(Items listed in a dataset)
____________________

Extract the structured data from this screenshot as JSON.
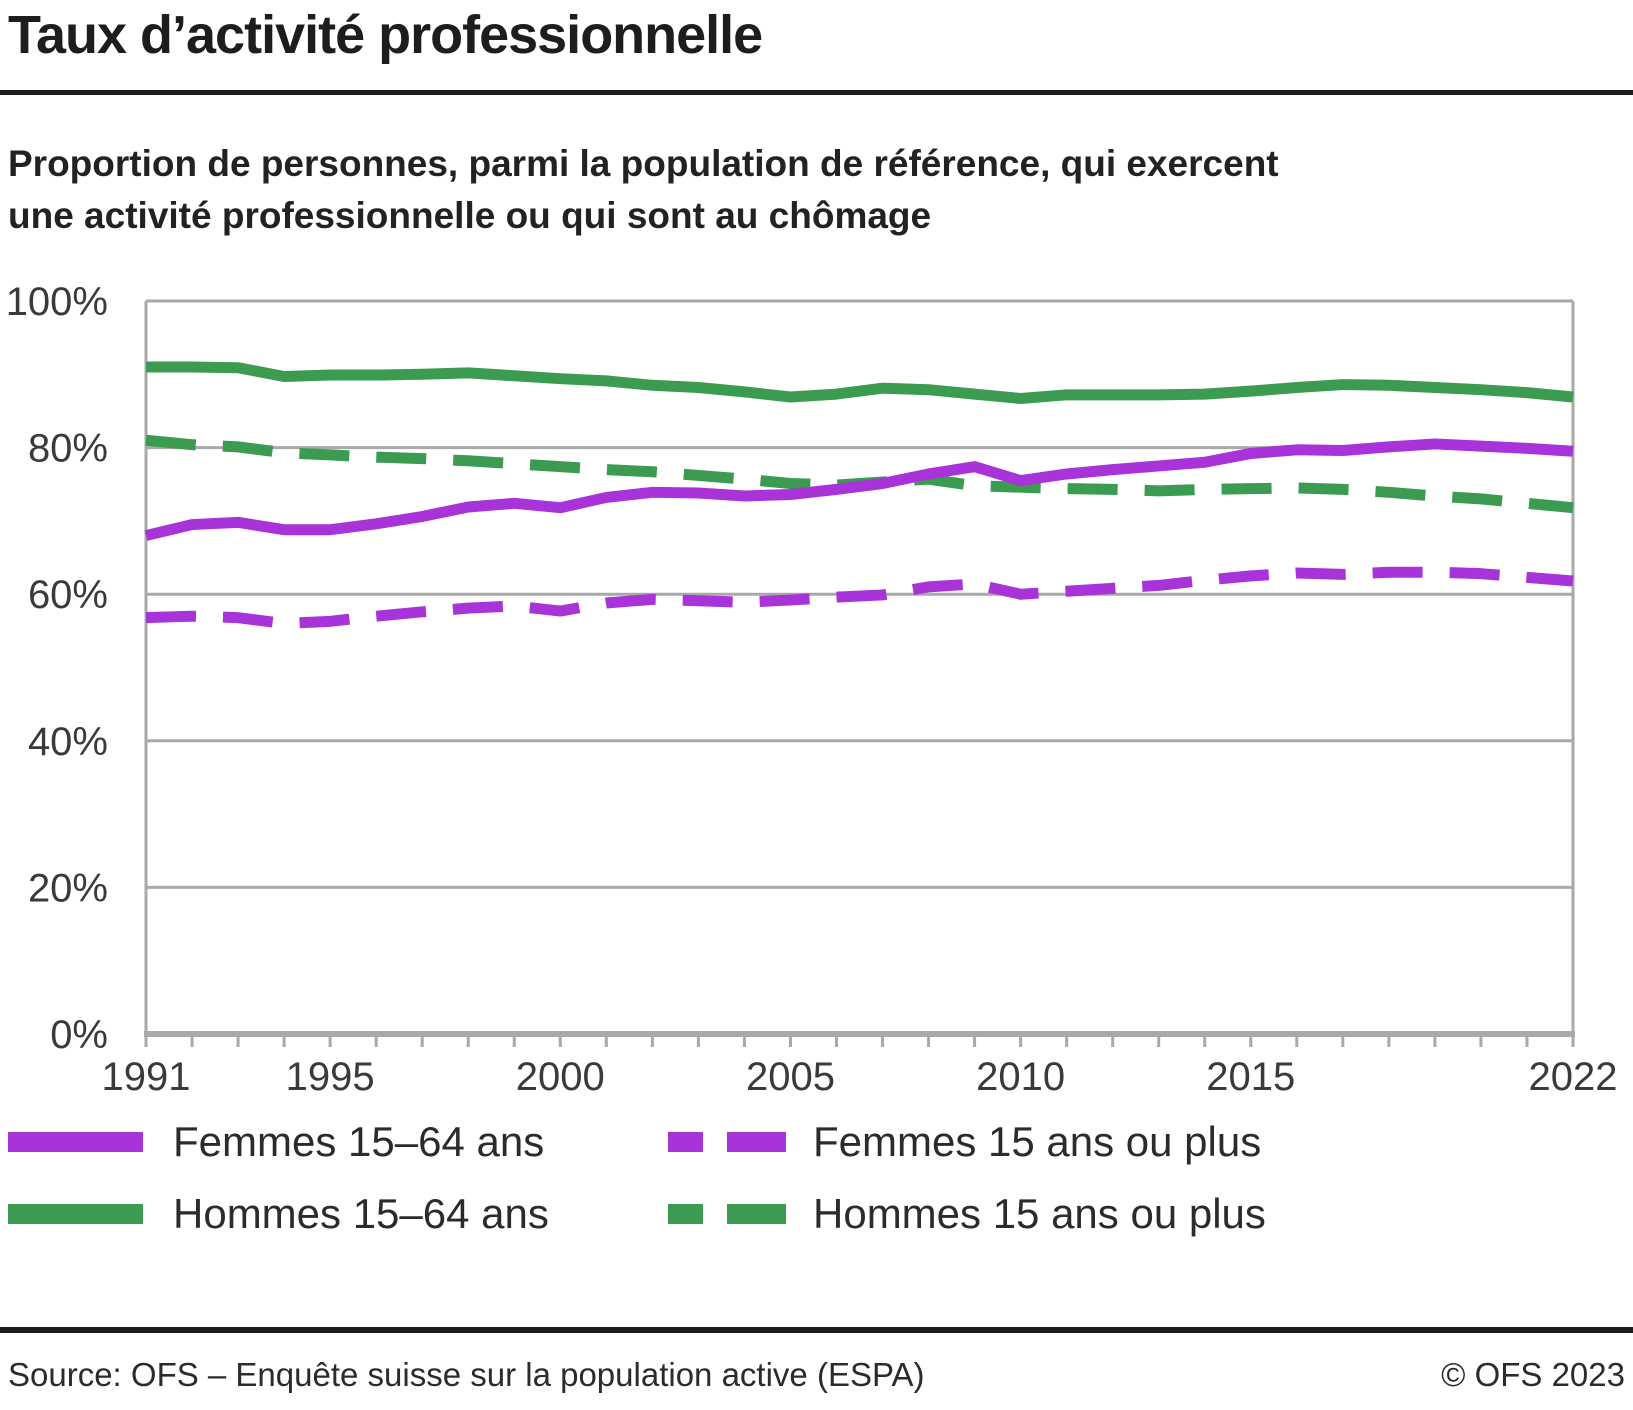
{
  "header": {
    "title": "Taux d’activité professionnelle",
    "subtitle_line1": "Proportion de personnes, parmi la population de référence, qui exercent",
    "subtitle_line2": "une activité professionnelle ou qui sont au chômage"
  },
  "footer": {
    "source": "Source: OFS – Enquête suisse sur la population active (ESPA)",
    "copyright": "© OFS 2023"
  },
  "chart_data": {
    "type": "line",
    "title": "Taux d’activité professionnelle",
    "xlabel": "",
    "ylabel": "",
    "xlim": [
      1991,
      2022
    ],
    "ylim": [
      0,
      100
    ],
    "yticks": [
      0,
      20,
      40,
      60,
      80,
      100
    ],
    "ytick_suffix": "%",
    "xticks": [
      1991,
      1995,
      2000,
      2005,
      2010,
      2015,
      2022
    ],
    "grid": "horizontal",
    "grid_color": "#a9a9a9",
    "legend_position": "bottom",
    "x": [
      1991,
      1992,
      1993,
      1994,
      1995,
      1996,
      1997,
      1998,
      1999,
      2000,
      2001,
      2002,
      2003,
      2004,
      2005,
      2006,
      2007,
      2008,
      2009,
      2010,
      2011,
      2012,
      2013,
      2014,
      2015,
      2016,
      2017,
      2018,
      2019,
      2020,
      2021,
      2022
    ],
    "series": [
      {
        "name": "Femmes 15–64 ans",
        "style": "solid",
        "color": "#a733d9",
        "values": [
          68.0,
          69.5,
          69.8,
          68.8,
          68.8,
          69.6,
          70.6,
          71.9,
          72.4,
          71.8,
          73.2,
          73.9,
          73.8,
          73.4,
          73.6,
          74.3,
          75.1,
          76.4,
          77.4,
          75.5,
          76.4,
          77.0,
          77.5,
          78.0,
          79.2,
          79.7,
          79.6,
          80.1,
          80.5,
          80.2,
          79.9,
          79.5
        ]
      },
      {
        "name": "Femmes 15 ans ou plus",
        "style": "dashed",
        "color": "#a733d9",
        "values": [
          56.8,
          57.0,
          56.8,
          56.0,
          56.3,
          57.0,
          57.6,
          58.1,
          58.4,
          57.7,
          58.8,
          59.3,
          59.1,
          58.9,
          59.2,
          59.6,
          59.9,
          61.0,
          61.4,
          60.0,
          60.4,
          60.8,
          61.2,
          61.9,
          62.5,
          62.9,
          62.7,
          63.0,
          63.0,
          62.8,
          62.3,
          61.8
        ]
      },
      {
        "name": "Hommes 15–64 ans",
        "style": "solid",
        "color": "#3a9b51",
        "values": [
          91.0,
          91.0,
          90.9,
          89.7,
          89.9,
          89.9,
          90.0,
          90.2,
          89.8,
          89.4,
          89.1,
          88.5,
          88.2,
          87.6,
          86.9,
          87.3,
          88.1,
          87.9,
          87.3,
          86.7,
          87.2,
          87.2,
          87.2,
          87.3,
          87.7,
          88.2,
          88.6,
          88.5,
          88.2,
          87.9,
          87.5,
          86.9
        ]
      },
      {
        "name": "Hommes 15 ans ou plus",
        "style": "dashed",
        "color": "#3a9b51",
        "values": [
          81.0,
          80.4,
          80.1,
          79.3,
          79.0,
          78.7,
          78.5,
          78.2,
          77.8,
          77.4,
          77.0,
          76.7,
          76.2,
          75.7,
          75.1,
          74.9,
          75.3,
          75.7,
          74.8,
          74.6,
          74.4,
          74.3,
          74.1,
          74.3,
          74.4,
          74.5,
          74.3,
          73.9,
          73.4,
          73.0,
          72.4,
          71.8
        ]
      }
    ]
  }
}
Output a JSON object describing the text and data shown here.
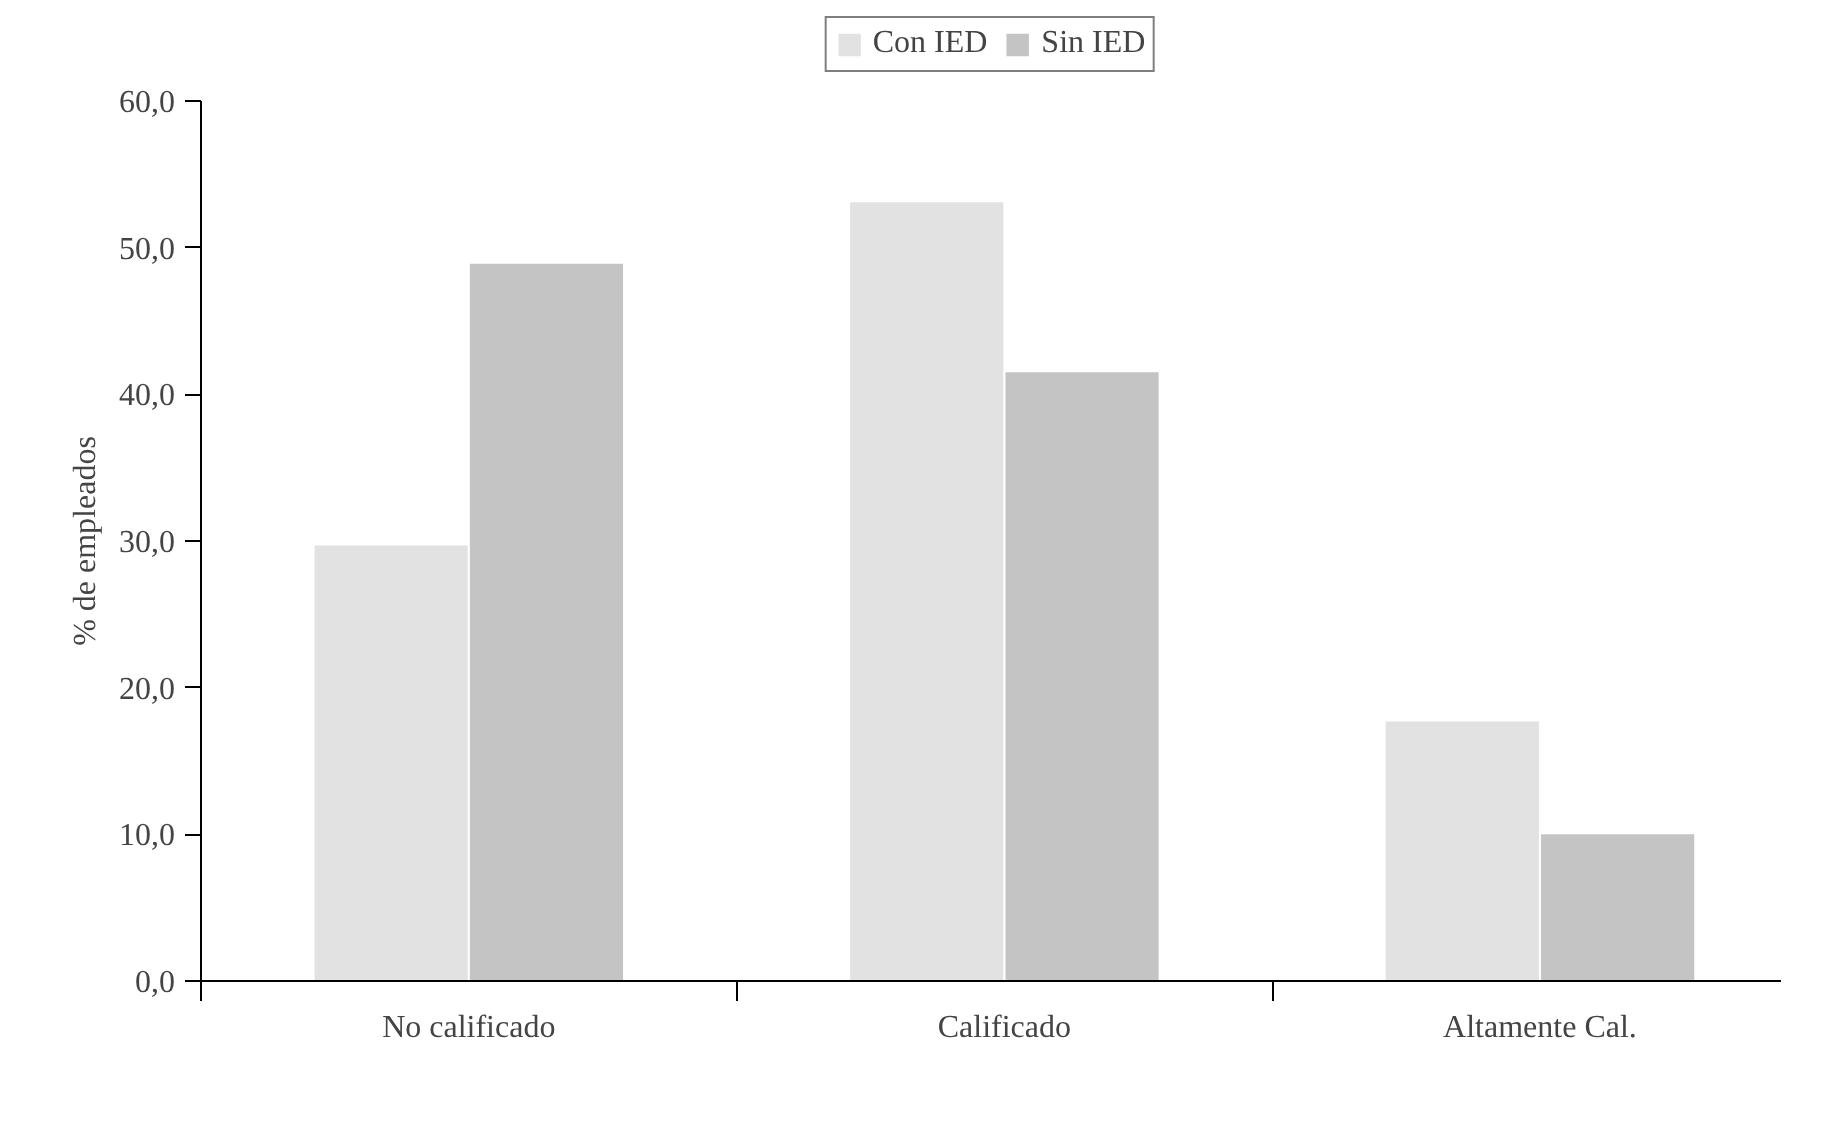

____________________

(Exercise): Pictures are not part of the copy; output everything else in the records exactly.

(Answer for the task):
Extract the structured data from this screenshot as JSON.
{
  "header": {
    "title": "Taux d’activité professionnelle",
    "subtitle_line1": "Proportion de personnes, parmi la population de référence, qui exercent",
    "subtitle_line2": "une activité professionnelle ou qui sont au chômage"
  },
  "footer": {
    "source": "Source: OFS – Enquête suisse sur la population active (ESPA)",
    "copyright": "© OFS 2023"
  },
  "chart_data": {
    "type": "line",
    "title": "Taux d’activité professionnelle",
    "xlabel": "",
    "ylabel": "",
    "xlim": [
      1991,
      2022
    ],
    "ylim": [
      0,
      100
    ],
    "yticks": [
      0,
      20,
      40,
      60,
      80,
      100
    ],
    "ytick_suffix": "%",
    "xticks": [
      1991,
      1995,
      2000,
      2005,
      2010,
      2015,
      2022
    ],
    "grid": "horizontal",
    "grid_color": "#a9a9a9",
    "legend_position": "bottom",
    "x": [
      1991,
      1992,
      1993,
      1994,
      1995,
      1996,
      1997,
      1998,
      1999,
      2000,
      2001,
      2002,
      2003,
      2004,
      2005,
      2006,
      2007,
      2008,
      2009,
      2010,
      2011,
      2012,
      2013,
      2014,
      2015,
      2016,
      2017,
      2018,
      2019,
      2020,
      2021,
      2022
    ],
    "series": [
      {
        "name": "Femmes 15–64 ans",
        "style": "solid",
        "color": "#a733d9",
        "values": [
          68.0,
          69.5,
          69.8,
          68.8,
          68.8,
          69.6,
          70.6,
          71.9,
          72.4,
          71.8,
          73.2,
          73.9,
          73.8,
          73.4,
          73.6,
          74.3,
          75.1,
          76.4,
          77.4,
          75.5,
          76.4,
          77.0,
          77.5,
          78.0,
          79.2,
          79.7,
          79.6,
          80.1,
          80.5,
          80.2,
          79.9,
          79.5
        ]
      },
      {
        "name": "Femmes 15 ans ou plus",
        "style": "dashed",
        "color": "#a733d9",
        "values": [
          56.8,
          57.0,
          56.8,
          56.0,
          56.3,
          57.0,
          57.6,
          58.1,
          58.4,
          57.7,
          58.8,
          59.3,
          59.1,
          58.9,
          59.2,
          59.6,
          59.9,
          61.0,
          61.4,
          60.0,
          60.4,
          60.8,
          61.2,
          61.9,
          62.5,
          62.9,
          62.7,
          63.0,
          63.0,
          62.8,
          62.3,
          61.8
        ]
      },
      {
        "name": "Hommes 15–64 ans",
        "style": "solid",
        "color": "#3a9b51",
        "values": [
          91.0,
          91.0,
          90.9,
          89.7,
          89.9,
          89.9,
          90.0,
          90.2,
          89.8,
          89.4,
          89.1,
          88.5,
          88.2,
          87.6,
          86.9,
          87.3,
          88.1,
          87.9,
          87.3,
          86.7,
          87.2,
          87.2,
          87.2,
          87.3,
          87.7,
          88.2,
          88.6,
          88.5,
          88.2,
          87.9,
          87.5,
          86.9
        ]
      },
      {
        "name": "Hommes 15 ans ou plus",
        "style": "dashed",
        "color": "#3a9b51",
        "values": [
          81.0,
          80.4,
          80.1,
          79.3,
          79.0,
          78.7,
          78.5,
          78.2,
          77.8,
          77.4,
          77.0,
          76.7,
          76.2,
          75.7,
          75.1,
          74.9,
          75.3,
          75.7,
          74.8,
          74.6,
          74.4,
          74.3,
          74.1,
          74.3,
          74.4,
          74.5,
          74.3,
          73.9,
          73.4,
          73.0,
          72.4,
          71.8
        ]
      }
    ]
  }
}
Output a JSON object describing the text and data shown here.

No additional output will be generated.